* _TEXT PROVIDED_:

■ ■ ■ ■

The Cuvier's beaked whale is a master of the ocean's crushing depths. It can dive as deep as 2 kilometers in search of prey, the deepest known for any mammal. So scientists have been at a loss to explain why, in response to naval sonar testing, this champion cetacean sometimes succumbs to the same decompression sickness that afflicts scuba divers. A new mathematical model suggests that, by replicating the sounds of a predator, sonar forces the whale to adopt a risky diving pattern.
Researchers have suspected a link between sonar testing and whale deaths for nearly 20 years. In 2000, the U.S. Navy said its sonar exercises led six beaked whales to fatally beach themselves in the Bahamas, and stranded whales have died near sonar-testing sites in at least five other cases since then. It hasn't been clear how the sonar disorients the animals and causes such strandings, but some marine biologists suspect that the intense sound waves force whales to shoot to the surface, and they've found evidence that tiny nitrogen bubbles expand in the whales' tissues and damage vital organs (ScienceNOW, 9 October 2003). The same thing happens when scuba divers surface too quickly--a condition known as the bends. But a whale holds its breath when diving, preventing nitrogen buildup, so the theory didn't seem to hold water. A group led by marine biologist Peter Tyack of Woods Hole Oceanographic Institution in Massachusetts suspected that whales alter their diving behavior in some other way.

■ ■ ■ ■

* _RECORDED DATA_:
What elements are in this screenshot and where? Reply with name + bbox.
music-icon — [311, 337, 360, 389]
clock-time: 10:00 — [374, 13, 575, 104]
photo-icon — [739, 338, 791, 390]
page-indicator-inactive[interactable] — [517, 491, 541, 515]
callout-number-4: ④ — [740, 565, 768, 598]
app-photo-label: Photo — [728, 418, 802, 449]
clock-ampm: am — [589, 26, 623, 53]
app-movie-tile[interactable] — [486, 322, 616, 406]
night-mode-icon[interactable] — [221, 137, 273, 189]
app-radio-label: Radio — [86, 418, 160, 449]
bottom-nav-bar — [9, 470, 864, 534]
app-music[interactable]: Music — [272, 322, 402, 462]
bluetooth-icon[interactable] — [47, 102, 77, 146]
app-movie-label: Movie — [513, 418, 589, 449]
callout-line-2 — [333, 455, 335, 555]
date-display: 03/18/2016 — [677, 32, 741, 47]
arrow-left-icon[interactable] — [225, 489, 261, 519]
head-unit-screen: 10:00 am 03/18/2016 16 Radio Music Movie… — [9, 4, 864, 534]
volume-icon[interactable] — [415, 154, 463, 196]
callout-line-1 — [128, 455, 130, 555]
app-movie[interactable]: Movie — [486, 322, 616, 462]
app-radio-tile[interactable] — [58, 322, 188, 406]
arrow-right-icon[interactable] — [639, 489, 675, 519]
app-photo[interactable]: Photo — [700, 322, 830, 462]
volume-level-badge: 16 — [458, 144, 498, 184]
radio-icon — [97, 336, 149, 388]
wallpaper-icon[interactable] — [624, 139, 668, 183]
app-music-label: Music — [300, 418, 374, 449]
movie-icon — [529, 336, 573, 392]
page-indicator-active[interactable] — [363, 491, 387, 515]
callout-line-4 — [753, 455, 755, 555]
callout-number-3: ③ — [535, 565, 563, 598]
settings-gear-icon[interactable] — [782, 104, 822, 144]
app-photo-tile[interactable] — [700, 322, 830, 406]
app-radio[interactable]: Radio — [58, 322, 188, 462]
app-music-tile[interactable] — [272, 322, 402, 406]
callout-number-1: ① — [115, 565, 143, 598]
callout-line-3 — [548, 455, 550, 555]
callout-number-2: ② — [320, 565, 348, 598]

■ ■ ■ ■

* _COMPLETE THE FOLLOWING_:
• A. From the text on beaked whales and naval sonar, list every organization or publication it names.
• B. Continue the text on beaked whales and naval sonar from where it ends.

* _RESULTS OF THE EXERCISE_:
• A.
U.S. Navy
ScienceNOW
Woods Hole Oceanographic Institution

• B.
Whales make repeated shallow dives when trying to evade predators. The team wondered whether such behavior could be risky, especially because naval sonar--which is similar in frequency to the calls of the beaked whale's most feared adversary, the killer whale--could be forcing the whales to adopt a similar diving pattern. So the researchers mathematically analyzed dive behavior in Cuvier's beaked whales and in dolphins to test whether nitrogen bubbles could expand in whale tissue during repeated shallow dives. The team incorporated known physiological data into a model that charts how the bubble size might increase in the circulatory system, brain, muscles, and fat tissues when a whale dives repeatedly to between 30 and 80 meters for as long as 3 hours.
During normal diving behavior, scientists believe, the lungs of marine mammals collapse when they plunge past 72 meters in depth. That "clever mechanism," Tyack says, prevents nitrogen from infiltrating the bloodstream. The team's model predicts that if the whales' lungs do not collapse during a long series of shallow dives, the increased pressure can cause nitrogen bubbles to diffuse into tissues, increasing the risk of bubble formation on ascent. Limiting the duration of sonar testing may prevent the animals from diving in these harmful patterns, the team concludes in the current issue of Marine Mammal Science.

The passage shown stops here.